— START OF Records for the task —
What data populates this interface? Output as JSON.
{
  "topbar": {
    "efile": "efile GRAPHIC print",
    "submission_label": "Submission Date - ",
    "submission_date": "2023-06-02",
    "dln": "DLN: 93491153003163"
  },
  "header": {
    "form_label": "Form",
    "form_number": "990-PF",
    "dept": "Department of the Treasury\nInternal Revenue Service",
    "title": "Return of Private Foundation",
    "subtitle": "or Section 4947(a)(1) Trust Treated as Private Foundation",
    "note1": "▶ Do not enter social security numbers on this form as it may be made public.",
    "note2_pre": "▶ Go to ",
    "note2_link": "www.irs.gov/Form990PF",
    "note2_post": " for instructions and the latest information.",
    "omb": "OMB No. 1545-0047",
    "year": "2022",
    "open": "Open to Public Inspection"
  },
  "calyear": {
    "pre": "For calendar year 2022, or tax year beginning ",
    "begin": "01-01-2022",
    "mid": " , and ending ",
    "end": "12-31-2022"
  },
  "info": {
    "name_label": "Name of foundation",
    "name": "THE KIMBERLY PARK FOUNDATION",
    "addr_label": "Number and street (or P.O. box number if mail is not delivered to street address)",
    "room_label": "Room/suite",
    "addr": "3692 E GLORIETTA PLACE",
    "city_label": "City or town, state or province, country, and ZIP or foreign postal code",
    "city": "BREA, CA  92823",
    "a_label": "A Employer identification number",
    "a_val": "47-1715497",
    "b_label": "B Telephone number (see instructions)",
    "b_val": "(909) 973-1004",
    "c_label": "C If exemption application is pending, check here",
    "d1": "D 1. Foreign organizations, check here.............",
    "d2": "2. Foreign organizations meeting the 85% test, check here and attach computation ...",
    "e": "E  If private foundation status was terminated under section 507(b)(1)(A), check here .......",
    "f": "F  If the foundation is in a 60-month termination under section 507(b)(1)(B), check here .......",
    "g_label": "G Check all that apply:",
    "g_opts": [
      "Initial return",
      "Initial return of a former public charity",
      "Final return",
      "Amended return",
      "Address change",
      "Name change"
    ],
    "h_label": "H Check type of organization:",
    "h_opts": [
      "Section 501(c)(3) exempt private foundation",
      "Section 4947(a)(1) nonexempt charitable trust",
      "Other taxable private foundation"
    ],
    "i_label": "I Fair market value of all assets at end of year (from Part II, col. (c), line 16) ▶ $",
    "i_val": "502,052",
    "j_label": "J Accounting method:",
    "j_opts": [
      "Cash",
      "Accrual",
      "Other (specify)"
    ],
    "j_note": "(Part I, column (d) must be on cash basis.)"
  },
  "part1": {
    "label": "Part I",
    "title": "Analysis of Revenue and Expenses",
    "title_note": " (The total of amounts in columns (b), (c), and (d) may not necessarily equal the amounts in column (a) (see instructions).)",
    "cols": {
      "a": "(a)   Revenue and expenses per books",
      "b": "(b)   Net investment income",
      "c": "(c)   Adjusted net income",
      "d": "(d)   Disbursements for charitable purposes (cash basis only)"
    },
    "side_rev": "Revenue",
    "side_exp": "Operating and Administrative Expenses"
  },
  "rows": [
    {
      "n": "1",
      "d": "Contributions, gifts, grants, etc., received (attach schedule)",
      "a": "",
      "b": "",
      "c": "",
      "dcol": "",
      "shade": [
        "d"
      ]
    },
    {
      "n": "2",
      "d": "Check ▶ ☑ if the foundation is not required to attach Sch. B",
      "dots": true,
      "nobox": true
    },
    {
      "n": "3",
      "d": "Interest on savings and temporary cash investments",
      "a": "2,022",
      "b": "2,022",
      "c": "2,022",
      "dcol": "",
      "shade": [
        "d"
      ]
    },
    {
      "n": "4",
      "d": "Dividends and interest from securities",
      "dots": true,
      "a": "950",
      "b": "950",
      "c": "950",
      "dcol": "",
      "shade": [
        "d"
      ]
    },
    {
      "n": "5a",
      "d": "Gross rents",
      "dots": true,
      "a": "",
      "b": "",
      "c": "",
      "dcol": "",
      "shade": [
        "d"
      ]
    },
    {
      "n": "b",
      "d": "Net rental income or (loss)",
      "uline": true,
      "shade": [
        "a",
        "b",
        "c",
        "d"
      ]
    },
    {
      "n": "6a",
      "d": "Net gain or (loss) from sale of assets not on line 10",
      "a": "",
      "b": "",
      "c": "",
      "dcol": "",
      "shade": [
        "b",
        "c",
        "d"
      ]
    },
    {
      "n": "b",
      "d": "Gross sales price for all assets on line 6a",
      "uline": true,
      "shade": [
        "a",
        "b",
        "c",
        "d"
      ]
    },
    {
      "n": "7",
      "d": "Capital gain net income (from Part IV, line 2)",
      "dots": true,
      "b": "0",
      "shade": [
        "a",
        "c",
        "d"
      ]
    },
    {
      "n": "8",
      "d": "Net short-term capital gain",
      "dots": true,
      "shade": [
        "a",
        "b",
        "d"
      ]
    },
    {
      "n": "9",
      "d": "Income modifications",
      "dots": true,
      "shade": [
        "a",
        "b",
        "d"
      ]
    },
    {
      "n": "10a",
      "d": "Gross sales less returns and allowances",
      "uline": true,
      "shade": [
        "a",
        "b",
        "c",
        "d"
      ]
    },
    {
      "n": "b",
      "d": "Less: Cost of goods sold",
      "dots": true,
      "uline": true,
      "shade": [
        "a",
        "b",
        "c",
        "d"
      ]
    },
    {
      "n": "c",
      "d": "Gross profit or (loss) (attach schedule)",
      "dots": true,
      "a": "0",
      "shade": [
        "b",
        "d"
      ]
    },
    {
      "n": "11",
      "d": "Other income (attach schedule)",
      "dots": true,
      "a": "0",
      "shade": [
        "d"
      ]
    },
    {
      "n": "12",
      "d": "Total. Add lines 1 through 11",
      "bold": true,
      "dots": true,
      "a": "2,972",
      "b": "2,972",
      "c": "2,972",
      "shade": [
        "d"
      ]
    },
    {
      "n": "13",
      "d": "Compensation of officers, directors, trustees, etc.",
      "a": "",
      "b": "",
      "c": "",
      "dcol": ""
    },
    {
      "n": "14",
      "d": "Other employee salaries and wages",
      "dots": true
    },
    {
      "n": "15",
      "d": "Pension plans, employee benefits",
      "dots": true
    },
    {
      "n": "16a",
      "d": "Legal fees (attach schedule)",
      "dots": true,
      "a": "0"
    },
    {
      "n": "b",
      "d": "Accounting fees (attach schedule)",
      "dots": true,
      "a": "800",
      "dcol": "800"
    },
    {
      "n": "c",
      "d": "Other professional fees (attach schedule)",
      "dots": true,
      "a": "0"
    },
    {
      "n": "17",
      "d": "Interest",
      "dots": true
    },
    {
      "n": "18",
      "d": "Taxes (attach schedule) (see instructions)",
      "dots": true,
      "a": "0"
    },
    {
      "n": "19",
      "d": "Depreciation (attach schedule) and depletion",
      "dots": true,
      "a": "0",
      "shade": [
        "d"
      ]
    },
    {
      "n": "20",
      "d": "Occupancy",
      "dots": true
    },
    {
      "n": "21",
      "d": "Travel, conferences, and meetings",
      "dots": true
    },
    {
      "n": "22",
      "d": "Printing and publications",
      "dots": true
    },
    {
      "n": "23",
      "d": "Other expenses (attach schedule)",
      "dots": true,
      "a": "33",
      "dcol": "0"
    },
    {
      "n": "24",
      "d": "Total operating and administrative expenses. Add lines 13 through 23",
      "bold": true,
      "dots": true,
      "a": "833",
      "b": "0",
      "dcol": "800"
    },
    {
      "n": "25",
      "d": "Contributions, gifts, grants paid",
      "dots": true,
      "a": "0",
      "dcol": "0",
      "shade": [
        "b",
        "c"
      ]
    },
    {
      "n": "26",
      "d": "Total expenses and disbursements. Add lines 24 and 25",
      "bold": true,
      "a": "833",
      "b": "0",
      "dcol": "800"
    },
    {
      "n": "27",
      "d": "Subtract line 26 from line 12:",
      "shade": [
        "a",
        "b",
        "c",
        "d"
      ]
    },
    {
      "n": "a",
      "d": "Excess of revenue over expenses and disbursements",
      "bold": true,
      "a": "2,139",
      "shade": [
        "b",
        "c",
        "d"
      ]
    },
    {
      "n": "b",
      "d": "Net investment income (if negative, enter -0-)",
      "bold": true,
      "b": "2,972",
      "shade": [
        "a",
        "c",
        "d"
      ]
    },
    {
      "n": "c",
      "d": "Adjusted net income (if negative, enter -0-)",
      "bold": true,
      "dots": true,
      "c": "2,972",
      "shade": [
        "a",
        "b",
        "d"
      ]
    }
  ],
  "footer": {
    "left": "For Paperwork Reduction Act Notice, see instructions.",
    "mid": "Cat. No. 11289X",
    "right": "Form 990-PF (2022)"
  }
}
— END OF Records for the task —
Determine how many lines in the data above contain the string "attach". Give nothing except the number.

*Finished answer*.
11